___ Passage provided

The idea for my first series of paintings for 2021 came about when cleaning up my studio at the end of last year. I was filing away piles of source materials that had gathered on every surface and while doing that setting aside what caught my eye. One of those things was a print out of Mark Doty's poem 'fog suite' and another was a color chart of Benjamin Moore's trends for 2021. And those two things, combined with reflecting on some of the work I did over the past year that really resonated with me set me on the path of fog suites.
I began by crafting a color story (the Benjamin Moore color attached to a poem), assembling many fog landscape references, gathering up all my surfaces that I'd stockpiled and then building 5 suites of paintings. Each suite shares a size and some landscape sensibilities. There are 12 paintings total.
Now that I've painted and explored the beautiful and nuanced light of the visible uncertainty that is fog I'll be sharing more about each individual painting here in this blog. And very much realizing how this weather phenomenon seems ever so relevant and true to the atmosphere of our current existence.
The paintings, although created in suites, will be sold individually.
“Fog Suite”
”
1. A FIVE-PANELED SCREEN
Fog-lacquered,
varnished in thin
pearl glaze,
the high dunes unfold,
a smudged sketch
for a folding screen,
panels inlaid
with cloudy ivory,
irregular patches
of grassy jade.
(The wide bay’s
oddly still this morning,
despite the white activity
at its edges, just beyond the shore’s
a huge, silvered-equipoise.)
The fog is thinking
of burning away, but for now
damp scarves
(unhemmed, like petals
of a white peony)
slide and tear
across this portion
of sky, sheets
of smudged paper
hung from heaven.
Trope on trope!
What I’m trying to do
is fix this impossible
shift and flux, and say
how this fog-fired
green’s intensified
by sunlight filtered
through the atmosphere’s
wet linens—a green
you could almost drink!
No trick of light
I’m talking about
but defiant otherness:
this sky’s all
gorgeous trouble,
rain beginning
to fold the screen away.
Do we love more
what we can’t sat
As if what we wanted
were to be brought
that much closer
to word’s failure,
where desire begins?
2.

______

§ **Task objective**: For each statement, say yes or no depending on whether it agrees with the blog post about the fog paintings, and quote the words from it that decide. 1. The painter made 12 paintings in all. 2. The paintings will be sold only as full suites. 3. The color chart showed Benjamin Moore's trends for 2020. The records have no connection to the blog post about the fog paintings.

___ Dataset entries

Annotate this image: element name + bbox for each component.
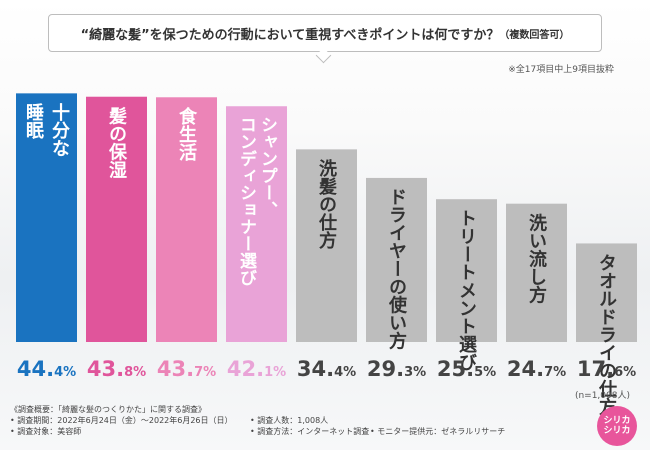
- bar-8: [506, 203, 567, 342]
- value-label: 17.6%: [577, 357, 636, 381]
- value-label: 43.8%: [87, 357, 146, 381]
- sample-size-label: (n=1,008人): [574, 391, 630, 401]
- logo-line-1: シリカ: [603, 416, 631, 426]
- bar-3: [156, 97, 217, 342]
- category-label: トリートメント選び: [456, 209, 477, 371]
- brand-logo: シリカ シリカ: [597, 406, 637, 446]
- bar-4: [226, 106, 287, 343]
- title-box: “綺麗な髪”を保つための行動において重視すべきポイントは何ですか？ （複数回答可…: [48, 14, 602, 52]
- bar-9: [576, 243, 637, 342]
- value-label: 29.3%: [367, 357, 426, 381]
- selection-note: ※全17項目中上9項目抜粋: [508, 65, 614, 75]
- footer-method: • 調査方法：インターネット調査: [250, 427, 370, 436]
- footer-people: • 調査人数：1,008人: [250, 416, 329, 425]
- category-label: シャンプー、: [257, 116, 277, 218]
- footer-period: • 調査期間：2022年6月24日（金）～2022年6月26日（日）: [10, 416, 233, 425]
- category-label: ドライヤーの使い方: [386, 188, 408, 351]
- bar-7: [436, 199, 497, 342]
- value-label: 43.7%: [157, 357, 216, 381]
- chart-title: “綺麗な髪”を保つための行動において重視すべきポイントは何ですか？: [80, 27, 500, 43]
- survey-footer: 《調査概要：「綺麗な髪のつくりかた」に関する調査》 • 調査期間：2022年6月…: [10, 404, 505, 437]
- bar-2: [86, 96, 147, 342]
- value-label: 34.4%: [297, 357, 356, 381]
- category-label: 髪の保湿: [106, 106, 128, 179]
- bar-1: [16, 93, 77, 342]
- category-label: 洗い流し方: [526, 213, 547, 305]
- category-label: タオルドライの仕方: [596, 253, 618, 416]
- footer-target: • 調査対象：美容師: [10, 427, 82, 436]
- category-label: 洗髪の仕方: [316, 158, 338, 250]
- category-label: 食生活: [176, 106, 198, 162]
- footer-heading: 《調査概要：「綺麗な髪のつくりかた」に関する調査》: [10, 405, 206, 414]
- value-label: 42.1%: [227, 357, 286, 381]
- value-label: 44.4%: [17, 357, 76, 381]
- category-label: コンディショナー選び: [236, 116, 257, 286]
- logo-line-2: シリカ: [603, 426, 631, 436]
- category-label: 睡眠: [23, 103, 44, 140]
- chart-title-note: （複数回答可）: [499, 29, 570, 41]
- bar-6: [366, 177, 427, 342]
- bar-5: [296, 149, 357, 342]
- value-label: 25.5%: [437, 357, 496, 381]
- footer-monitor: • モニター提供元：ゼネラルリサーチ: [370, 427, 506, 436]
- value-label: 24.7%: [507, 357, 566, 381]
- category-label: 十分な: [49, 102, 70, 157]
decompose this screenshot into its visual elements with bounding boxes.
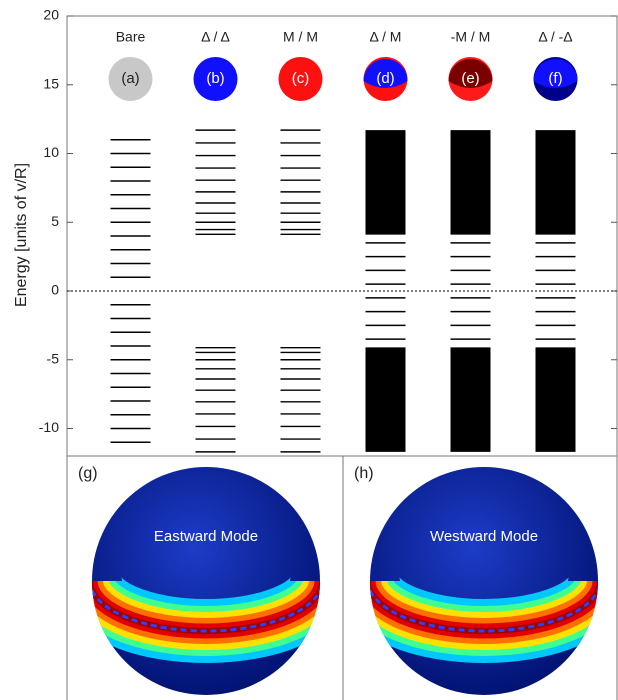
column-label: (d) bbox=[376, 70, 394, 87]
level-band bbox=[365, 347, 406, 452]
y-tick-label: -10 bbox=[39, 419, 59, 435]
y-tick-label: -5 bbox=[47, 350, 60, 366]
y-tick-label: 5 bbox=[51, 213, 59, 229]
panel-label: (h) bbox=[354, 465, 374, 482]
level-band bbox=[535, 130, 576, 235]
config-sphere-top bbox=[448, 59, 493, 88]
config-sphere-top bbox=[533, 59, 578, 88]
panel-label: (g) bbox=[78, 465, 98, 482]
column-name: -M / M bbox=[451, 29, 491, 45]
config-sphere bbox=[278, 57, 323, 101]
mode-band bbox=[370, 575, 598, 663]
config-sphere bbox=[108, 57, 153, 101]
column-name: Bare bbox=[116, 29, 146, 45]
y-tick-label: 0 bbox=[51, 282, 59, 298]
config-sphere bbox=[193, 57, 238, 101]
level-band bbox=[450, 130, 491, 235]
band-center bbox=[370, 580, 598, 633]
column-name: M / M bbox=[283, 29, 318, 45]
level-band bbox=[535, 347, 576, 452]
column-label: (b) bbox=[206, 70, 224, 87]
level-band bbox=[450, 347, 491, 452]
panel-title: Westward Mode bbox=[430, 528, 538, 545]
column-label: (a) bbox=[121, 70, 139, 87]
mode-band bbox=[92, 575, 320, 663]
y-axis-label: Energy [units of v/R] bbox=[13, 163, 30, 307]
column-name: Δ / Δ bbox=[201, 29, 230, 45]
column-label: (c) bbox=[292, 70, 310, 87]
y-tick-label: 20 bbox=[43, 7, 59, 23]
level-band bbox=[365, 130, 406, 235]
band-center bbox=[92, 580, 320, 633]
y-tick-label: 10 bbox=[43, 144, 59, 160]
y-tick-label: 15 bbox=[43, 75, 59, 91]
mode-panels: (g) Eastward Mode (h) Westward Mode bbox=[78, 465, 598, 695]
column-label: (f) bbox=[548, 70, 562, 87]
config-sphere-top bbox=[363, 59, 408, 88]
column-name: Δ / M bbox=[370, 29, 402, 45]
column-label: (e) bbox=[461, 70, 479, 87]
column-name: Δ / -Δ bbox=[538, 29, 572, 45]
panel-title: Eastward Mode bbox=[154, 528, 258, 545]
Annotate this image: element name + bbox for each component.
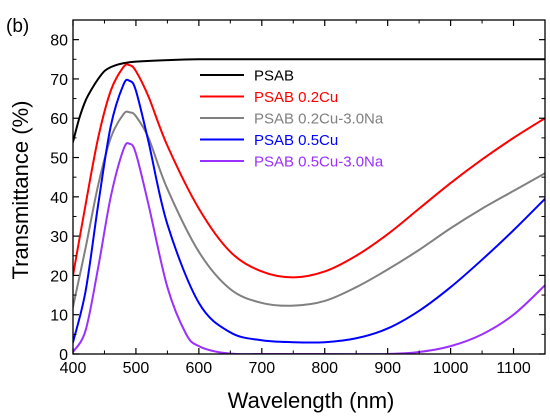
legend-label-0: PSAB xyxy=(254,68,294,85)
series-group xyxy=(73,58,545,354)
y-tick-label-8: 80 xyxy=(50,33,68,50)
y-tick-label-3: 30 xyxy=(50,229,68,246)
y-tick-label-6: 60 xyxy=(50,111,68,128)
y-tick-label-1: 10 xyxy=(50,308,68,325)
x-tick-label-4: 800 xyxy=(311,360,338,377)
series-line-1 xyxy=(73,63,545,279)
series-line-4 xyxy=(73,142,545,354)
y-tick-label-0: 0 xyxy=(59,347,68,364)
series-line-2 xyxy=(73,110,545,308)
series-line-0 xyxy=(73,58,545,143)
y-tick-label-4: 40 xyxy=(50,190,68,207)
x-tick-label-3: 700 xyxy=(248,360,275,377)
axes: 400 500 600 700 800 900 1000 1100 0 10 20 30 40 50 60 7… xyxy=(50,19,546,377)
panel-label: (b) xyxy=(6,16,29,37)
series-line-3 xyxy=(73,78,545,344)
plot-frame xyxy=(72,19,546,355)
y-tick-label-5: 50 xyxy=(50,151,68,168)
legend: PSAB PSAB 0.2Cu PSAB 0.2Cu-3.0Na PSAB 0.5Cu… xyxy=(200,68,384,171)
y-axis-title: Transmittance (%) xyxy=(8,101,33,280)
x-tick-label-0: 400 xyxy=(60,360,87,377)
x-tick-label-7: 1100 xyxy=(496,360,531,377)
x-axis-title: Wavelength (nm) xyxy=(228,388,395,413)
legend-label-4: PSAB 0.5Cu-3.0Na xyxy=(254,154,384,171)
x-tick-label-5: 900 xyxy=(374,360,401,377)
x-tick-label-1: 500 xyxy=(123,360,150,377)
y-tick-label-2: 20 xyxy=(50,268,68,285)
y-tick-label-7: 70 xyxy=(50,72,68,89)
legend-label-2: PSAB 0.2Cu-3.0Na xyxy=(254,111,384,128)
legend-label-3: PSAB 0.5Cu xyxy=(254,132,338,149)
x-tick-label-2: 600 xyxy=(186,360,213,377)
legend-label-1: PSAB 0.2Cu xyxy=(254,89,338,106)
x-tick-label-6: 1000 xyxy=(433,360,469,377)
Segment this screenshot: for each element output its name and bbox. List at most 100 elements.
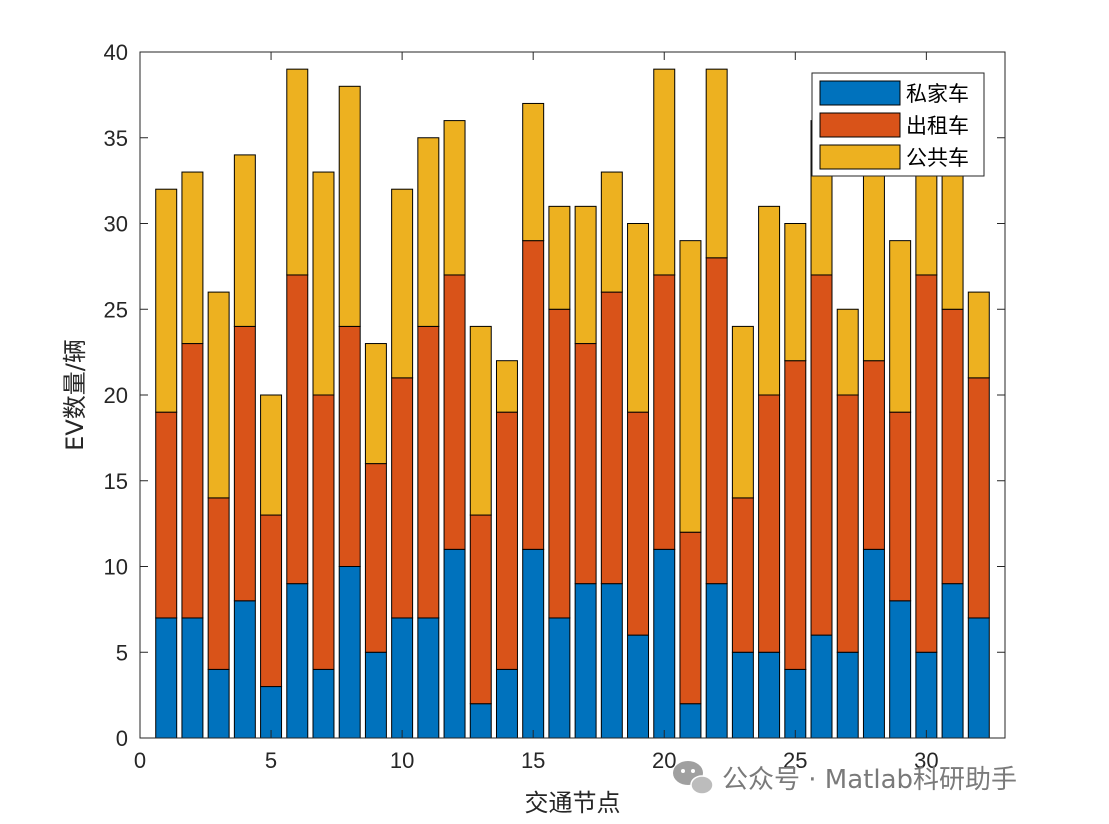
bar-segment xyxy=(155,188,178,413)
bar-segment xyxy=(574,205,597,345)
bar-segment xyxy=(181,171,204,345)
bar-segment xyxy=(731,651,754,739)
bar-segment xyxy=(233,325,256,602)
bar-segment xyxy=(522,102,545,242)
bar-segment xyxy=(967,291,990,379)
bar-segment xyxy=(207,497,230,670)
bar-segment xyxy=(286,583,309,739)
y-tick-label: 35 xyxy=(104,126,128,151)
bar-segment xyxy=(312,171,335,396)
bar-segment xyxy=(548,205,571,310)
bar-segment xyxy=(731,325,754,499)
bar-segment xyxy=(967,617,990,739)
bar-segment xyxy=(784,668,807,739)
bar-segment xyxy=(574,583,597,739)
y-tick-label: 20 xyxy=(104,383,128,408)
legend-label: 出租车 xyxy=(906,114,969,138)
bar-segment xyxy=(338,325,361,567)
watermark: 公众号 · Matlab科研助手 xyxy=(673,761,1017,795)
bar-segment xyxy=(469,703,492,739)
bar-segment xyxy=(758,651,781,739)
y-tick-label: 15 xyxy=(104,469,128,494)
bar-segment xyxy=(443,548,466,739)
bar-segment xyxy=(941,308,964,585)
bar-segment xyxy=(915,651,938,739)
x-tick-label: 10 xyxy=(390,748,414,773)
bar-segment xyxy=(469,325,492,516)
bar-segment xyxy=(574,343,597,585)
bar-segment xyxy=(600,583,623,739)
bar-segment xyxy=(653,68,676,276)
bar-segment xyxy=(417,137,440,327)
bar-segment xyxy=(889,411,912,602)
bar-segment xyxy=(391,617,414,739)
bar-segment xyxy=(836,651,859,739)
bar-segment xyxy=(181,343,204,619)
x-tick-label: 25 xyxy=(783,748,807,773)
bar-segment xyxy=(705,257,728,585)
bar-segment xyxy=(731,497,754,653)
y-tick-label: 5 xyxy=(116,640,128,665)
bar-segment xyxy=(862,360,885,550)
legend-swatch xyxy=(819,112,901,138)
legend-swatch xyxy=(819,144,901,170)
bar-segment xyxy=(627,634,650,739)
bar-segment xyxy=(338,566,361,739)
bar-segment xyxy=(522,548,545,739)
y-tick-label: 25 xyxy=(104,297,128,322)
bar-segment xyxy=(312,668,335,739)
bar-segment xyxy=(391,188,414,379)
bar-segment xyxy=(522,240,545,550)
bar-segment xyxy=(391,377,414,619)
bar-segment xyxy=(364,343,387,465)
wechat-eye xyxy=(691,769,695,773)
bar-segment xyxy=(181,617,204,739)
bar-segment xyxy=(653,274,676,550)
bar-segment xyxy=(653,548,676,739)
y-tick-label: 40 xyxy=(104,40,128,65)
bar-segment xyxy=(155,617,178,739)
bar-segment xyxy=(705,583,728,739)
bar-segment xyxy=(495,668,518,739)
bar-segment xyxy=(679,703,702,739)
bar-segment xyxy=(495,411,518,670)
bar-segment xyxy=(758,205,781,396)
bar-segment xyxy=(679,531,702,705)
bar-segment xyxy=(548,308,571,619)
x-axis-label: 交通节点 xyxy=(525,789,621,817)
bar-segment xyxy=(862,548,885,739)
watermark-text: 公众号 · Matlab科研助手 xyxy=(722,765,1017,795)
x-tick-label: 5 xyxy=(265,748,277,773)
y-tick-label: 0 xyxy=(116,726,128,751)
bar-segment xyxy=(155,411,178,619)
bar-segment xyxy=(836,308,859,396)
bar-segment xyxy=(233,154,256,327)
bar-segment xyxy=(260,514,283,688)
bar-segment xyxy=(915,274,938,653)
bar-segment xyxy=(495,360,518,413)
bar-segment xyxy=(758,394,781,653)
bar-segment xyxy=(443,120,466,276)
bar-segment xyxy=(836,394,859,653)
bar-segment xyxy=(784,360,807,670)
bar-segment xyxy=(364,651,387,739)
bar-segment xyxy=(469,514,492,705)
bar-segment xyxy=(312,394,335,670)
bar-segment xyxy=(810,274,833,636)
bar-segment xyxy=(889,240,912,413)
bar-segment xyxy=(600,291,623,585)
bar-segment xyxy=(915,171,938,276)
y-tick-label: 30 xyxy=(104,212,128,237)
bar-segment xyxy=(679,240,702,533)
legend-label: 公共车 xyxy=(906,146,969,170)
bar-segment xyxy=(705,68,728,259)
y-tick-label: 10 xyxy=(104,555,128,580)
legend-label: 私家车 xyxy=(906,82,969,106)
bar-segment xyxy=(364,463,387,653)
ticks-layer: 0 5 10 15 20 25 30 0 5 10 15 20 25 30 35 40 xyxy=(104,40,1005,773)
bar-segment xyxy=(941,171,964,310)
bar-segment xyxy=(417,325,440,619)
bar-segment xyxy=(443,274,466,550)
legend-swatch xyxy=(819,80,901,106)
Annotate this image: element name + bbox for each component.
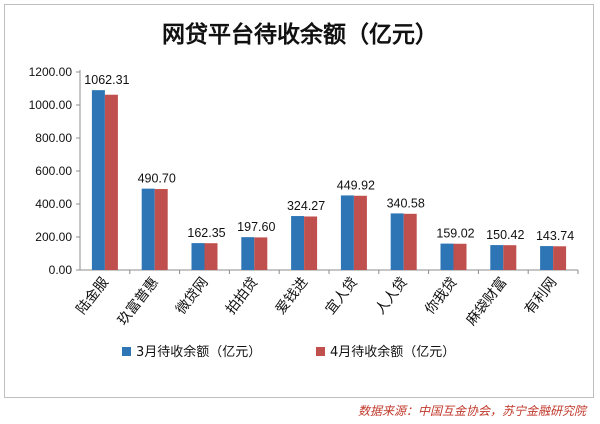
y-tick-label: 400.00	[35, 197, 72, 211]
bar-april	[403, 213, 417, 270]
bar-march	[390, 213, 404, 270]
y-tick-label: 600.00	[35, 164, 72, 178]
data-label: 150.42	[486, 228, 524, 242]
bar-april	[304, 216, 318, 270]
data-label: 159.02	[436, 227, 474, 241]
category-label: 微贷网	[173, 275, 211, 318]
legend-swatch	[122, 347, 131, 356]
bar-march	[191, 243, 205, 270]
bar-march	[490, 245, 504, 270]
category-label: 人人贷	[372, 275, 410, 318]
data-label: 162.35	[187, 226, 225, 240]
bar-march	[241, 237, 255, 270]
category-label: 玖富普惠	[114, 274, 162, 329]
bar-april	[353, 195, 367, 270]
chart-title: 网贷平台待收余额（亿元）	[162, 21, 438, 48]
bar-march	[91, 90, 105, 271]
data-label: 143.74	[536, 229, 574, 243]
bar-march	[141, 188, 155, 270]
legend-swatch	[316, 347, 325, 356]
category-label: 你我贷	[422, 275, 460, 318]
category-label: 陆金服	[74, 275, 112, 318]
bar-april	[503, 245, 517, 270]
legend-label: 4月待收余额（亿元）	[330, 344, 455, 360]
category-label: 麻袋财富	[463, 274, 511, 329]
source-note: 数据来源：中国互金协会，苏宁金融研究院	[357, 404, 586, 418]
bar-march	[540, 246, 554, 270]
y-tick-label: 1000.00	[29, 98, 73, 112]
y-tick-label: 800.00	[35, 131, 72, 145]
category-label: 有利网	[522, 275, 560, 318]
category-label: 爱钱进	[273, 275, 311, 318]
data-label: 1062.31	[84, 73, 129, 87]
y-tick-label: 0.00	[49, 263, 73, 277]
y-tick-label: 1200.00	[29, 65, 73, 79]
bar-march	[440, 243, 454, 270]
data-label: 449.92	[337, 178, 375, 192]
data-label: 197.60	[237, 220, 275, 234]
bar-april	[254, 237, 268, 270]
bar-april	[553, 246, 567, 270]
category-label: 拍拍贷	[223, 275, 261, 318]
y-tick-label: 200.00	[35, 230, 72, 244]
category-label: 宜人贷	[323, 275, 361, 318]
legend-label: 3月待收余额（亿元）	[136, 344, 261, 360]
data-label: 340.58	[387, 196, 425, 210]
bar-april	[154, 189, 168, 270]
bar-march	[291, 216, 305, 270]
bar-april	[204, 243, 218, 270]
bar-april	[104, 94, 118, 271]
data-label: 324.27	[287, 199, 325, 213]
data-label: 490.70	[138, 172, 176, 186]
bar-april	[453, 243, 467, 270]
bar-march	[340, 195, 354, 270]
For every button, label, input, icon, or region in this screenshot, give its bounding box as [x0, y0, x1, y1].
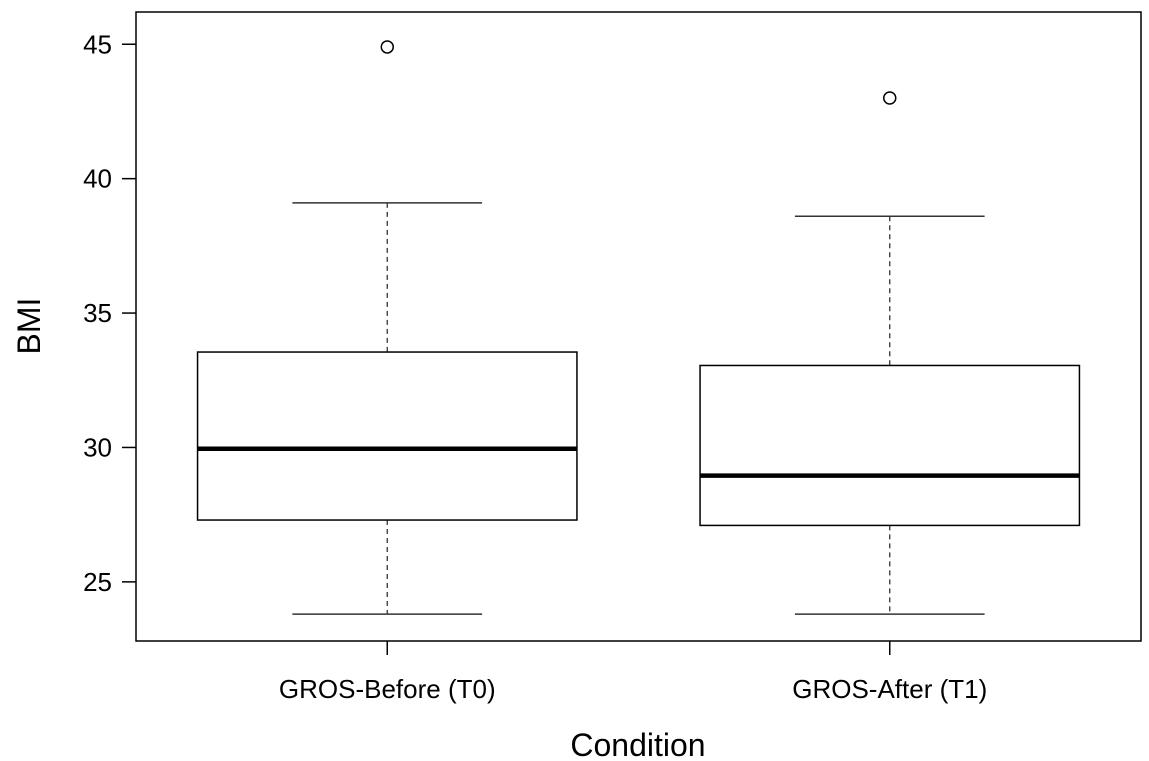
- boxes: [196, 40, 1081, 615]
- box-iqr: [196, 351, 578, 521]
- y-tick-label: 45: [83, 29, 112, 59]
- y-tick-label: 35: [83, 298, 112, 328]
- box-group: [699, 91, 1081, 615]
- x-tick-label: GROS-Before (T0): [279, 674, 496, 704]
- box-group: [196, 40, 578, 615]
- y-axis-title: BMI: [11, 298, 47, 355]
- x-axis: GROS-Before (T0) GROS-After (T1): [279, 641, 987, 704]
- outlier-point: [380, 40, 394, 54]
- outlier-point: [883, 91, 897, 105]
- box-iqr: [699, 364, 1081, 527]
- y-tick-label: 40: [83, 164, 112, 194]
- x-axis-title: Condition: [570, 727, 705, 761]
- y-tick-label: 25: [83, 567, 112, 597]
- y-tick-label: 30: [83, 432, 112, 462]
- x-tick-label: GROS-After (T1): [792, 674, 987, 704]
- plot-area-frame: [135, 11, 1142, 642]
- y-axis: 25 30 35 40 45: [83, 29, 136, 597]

______

§ **Exercise response**:
1. Yes: "There are 12 paintings total."
2. No: "The paintings, although created in suites, will be sold individually."
3. No: "a color chart of Benjamin Moore's trends for 2021"